───── Data provided ─────

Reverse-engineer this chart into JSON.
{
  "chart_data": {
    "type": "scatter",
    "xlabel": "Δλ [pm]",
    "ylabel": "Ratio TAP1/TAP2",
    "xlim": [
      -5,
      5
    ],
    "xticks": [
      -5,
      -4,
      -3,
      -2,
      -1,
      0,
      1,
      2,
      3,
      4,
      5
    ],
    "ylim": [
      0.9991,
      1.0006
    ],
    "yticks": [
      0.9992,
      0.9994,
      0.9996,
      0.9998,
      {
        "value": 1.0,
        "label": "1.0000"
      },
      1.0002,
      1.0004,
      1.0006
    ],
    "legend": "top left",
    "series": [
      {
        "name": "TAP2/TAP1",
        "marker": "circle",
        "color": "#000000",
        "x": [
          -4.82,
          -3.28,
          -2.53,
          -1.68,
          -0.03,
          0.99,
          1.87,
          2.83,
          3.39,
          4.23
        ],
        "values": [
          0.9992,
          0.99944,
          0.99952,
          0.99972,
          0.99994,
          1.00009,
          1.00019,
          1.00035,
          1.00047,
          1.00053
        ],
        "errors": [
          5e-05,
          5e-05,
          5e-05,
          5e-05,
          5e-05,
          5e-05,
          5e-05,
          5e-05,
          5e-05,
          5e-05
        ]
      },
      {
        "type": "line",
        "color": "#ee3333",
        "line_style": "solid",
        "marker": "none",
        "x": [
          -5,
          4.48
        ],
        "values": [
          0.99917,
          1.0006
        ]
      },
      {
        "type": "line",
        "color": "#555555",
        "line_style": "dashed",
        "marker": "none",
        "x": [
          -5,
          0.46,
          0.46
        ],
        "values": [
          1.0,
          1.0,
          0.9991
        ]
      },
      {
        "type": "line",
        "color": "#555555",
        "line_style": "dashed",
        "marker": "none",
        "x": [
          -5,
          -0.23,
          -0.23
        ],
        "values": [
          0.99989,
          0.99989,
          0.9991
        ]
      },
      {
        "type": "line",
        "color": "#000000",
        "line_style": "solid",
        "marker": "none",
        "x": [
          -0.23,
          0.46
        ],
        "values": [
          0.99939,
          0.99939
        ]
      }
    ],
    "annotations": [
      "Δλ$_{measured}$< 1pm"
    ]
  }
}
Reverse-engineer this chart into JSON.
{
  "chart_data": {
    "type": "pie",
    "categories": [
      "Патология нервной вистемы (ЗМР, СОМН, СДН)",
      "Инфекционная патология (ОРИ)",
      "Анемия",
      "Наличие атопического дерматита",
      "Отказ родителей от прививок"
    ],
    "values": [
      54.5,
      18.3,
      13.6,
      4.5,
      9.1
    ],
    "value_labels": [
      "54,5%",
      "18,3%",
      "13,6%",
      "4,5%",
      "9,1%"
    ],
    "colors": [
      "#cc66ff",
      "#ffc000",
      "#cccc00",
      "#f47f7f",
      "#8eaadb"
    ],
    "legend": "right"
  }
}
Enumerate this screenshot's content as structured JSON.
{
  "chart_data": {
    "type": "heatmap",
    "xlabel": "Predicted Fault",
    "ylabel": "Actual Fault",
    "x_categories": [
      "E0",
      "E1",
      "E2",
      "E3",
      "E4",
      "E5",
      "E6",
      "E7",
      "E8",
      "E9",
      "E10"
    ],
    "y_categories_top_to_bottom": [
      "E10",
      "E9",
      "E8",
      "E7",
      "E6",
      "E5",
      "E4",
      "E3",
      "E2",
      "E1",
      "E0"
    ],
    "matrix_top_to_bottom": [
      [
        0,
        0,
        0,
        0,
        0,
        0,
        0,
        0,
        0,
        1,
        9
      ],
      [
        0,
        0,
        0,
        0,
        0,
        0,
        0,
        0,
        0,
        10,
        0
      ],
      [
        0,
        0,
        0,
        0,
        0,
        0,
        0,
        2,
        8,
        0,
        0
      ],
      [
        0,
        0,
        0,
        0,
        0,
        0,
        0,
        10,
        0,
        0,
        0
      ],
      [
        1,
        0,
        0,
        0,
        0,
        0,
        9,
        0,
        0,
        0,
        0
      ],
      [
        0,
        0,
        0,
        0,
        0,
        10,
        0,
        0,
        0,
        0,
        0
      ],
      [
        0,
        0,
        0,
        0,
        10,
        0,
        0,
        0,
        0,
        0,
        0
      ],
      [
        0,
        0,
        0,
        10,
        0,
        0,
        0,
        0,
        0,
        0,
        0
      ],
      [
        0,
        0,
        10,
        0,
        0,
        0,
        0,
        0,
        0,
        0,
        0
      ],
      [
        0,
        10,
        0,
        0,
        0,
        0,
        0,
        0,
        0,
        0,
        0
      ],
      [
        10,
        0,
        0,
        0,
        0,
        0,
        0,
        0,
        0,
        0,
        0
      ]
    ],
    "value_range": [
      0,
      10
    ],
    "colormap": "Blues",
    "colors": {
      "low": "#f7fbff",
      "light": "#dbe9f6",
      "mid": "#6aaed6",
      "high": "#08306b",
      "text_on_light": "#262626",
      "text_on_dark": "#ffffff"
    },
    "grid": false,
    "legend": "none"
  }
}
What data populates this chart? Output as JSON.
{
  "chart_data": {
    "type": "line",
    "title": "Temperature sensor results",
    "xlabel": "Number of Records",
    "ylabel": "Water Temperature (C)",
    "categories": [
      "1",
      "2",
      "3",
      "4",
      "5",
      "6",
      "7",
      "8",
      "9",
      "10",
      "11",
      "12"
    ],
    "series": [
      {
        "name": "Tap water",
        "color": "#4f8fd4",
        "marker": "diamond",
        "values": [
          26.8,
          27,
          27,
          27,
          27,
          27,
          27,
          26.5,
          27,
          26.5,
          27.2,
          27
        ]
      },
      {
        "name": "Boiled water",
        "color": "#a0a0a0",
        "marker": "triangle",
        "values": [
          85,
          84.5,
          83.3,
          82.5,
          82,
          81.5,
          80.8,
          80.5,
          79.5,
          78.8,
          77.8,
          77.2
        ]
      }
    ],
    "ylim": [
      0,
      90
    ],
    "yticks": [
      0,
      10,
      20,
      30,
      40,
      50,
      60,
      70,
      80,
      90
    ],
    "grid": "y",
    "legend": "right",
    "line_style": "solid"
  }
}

─────

Please reproduce each record precisely as written.

**Exercise response:**
Reverse-engineer this chart into JSON.
{
  "chart_data": {
    "type": "scatter",
    "xlabel": "Δλ [pm]",
    "ylabel": "Ratio TAP1/TAP2",
    "xlim": [
      -5,
      5
    ],
    "xticks": [
      -5,
      -4,
      -3,
      -2,
      -1,
      0,
      1,
      2,
      3,
      4,
      5
    ],
    "ylim": [
      0.9991,
      1.0006
    ],
    "yticks": [
      0.9992,
      0.9994,
      0.9996,
      0.9998,
      {
        "value": 1.0,
        "label": "1.0000"
      },
      1.0002,
      1.0004,
      1.0006
    ],
    "legend": "top left",
    "series": [
      {
        "name": "TAP2/TAP1",
        "marker": "circle",
        "color": "#000000",
        "x": [
          -4.82,
          -3.28,
          -2.53,
          -1.68,
          -0.03,
          0.99,
          1.87,
          2.83,
          3.39,
          4.23
        ],
        "values": [
          0.9992,
          0.99944,
          0.99952,
          0.99972,
          0.99994,
          1.00009,
          1.00019,
          1.00035,
          1.00047,
          1.00053
        ],
        "errors": [
          5e-05,
          5e-05,
          5e-05,
          5e-05,
          5e-05,
          5e-05,
          5e-05,
          5e-05,
          5e-05,
          5e-05
        ]
      },
      {
        "type": "line",
        "color": "#ee3333",
        "line_style": "solid",
        "marker": "none",
        "x": [
          -5,
          4.48
        ],
        "values": [
          0.99917,
          1.0006
        ]
      },
      {
        "type": "line",
        "color": "#555555",
        "line_style": "dashed",
        "marker": "none",
        "x": [
          -5,
          0.46,
          0.46
        ],
        "values": [
          1.0,
          1.0,
          0.9991
        ]
      },
      {
        "type": "line",
        "color": "#555555",
        "line_style": "dashed",
        "marker": "none",
        "x": [
          -5,
          -0.23,
          -0.23
        ],
        "values": [
          0.99989,
          0.99989,
          0.9991
        ]
      },
      {
        "type": "line",
        "color": "#000000",
        "line_style": "solid",
        "marker": "none",
        "x": [
          -0.23,
          0.46
        ],
        "values": [
          0.99939,
          0.99939
        ]
      }
    ],
    "annotations": [
      "Δλ$_{measured}$< 1pm"
    ]
  }
}
Reverse-engineer this chart into JSON.
{
  "chart_data": {
    "type": "pie",
    "categories": [
      "Патология нервной вистемы (ЗМР, СОМН, СДН)",
      "Инфекционная патология (ОРИ)",
      "Анемия",
      "Наличие атопического дерматита",
      "Отказ родителей от прививок"
    ],
    "values": [
      54.5,
      18.3,
      13.6,
      4.5,
      9.1
    ],
    "value_labels": [
      "54,5%",
      "18,3%",
      "13,6%",
      "4,5%",
      "9,1%"
    ],
    "colors": [
      "#cc66ff",
      "#ffc000",
      "#cccc00",
      "#f47f7f",
      "#8eaadb"
    ],
    "legend": "right"
  }
}
Enumerate this screenshot's content as structured JSON.
{
  "chart_data": {
    "type": "heatmap",
    "xlabel": "Predicted Fault",
    "ylabel": "Actual Fault",
    "x_categories": [
      "E0",
      "E1",
      "E2",
      "E3",
      "E4",
      "E5",
      "E6",
      "E7",
      "E8",
      "E9",
      "E10"
    ],
    "y_categories_top_to_bottom": [
      "E10",
      "E9",
      "E8",
      "E7",
      "E6",
      "E5",
      "E4",
      "E3",
      "E2",
      "E1",
      "E0"
    ],
    "matrix_top_to_bottom": [
      [
        0,
        0,
        0,
        0,
        0,
        0,
        0,
        0,
        0,
        1,
        9
      ],
      [
        0,
        0,
        0,
        0,
        0,
        0,
        0,
        0,
        0,
        10,
        0
      ],
      [
        0,
        0,
        0,
        0,
        0,
        0,
        0,
        2,
        8,
        0,
        0
      ],
      [
        0,
        0,
        0,
        0,
        0,
        0,
        0,
        10,
        0,
        0,
        0
      ],
      [
        1,
        0,
        0,
        0,
        0,
        0,
        9,
        0,
        0,
        0,
        0
      ],
      [
        0,
        0,
        0,
        0,
        0,
        10,
        0,
        0,
        0,
        0,
        0
      ],
      [
        0,
        0,
        0,
        0,
        10,
        0,
        0,
        0,
        0,
        0,
        0
      ],
      [
        0,
        0,
        0,
        10,
        0,
        0,
        0,
        0,
        0,
        0,
        0
      ],
      [
        0,
        0,
        10,
        0,
        0,
        0,
        0,
        0,
        0,
        0,
        0
      ],
      [
        0,
        10,
        0,
        0,
        0,
        0,
        0,
        0,
        0,
        0,
        0
      ],
      [
        10,
        0,
        0,
        0,
        0,
        0,
        0,
        0,
        0,
        0,
        0
      ]
    ],
    "value_range": [
      0,
      10
    ],
    "colormap": "Blues",
    "colors": {
      "low": "#f7fbff",
      "light": "#dbe9f6",
      "mid": "#6aaed6",
      "high": "#08306b",
      "text_on_light": "#262626",
      "text_on_dark": "#ffffff"
    },
    "grid": false,
    "legend": "none"
  }
}
What data populates this chart? Output as JSON.
{
  "chart_data": {
    "type": "line",
    "title": "Temperature sensor results",
    "xlabel": "Number of Records",
    "ylabel": "Water Temperature (C)",
    "categories": [
      "1",
      "2",
      "3",
      "4",
      "5",
      "6",
      "7",
      "8",
      "9",
      "10",
      "11",
      "12"
    ],
    "series": [
      {
        "name": "Tap water",
        "color": "#4f8fd4",
        "marker": "diamond",
        "values": [
          26.8,
          27,
          27,
          27,
          27,
          27,
          27,
          26.5,
          27,
          26.5,
          27.2,
          27
        ]
      },
      {
        "name": "Boiled water",
        "color": "#a0a0a0",
        "marker": "triangle",
        "values": [
          85,
          84.5,
          83.3,
          82.5,
          82,
          81.5,
          80.8,
          80.5,
          79.5,
          78.8,
          77.8,
          77.2
        ]
      }
    ],
    "ylim": [
      0,
      90
    ],
    "yticks": [
      0,
      10,
      20,
      30,
      40,
      50,
      60,
      70,
      80,
      90
    ],
    "grid": "y",
    "legend": "right",
    "line_style": "solid"
  }
}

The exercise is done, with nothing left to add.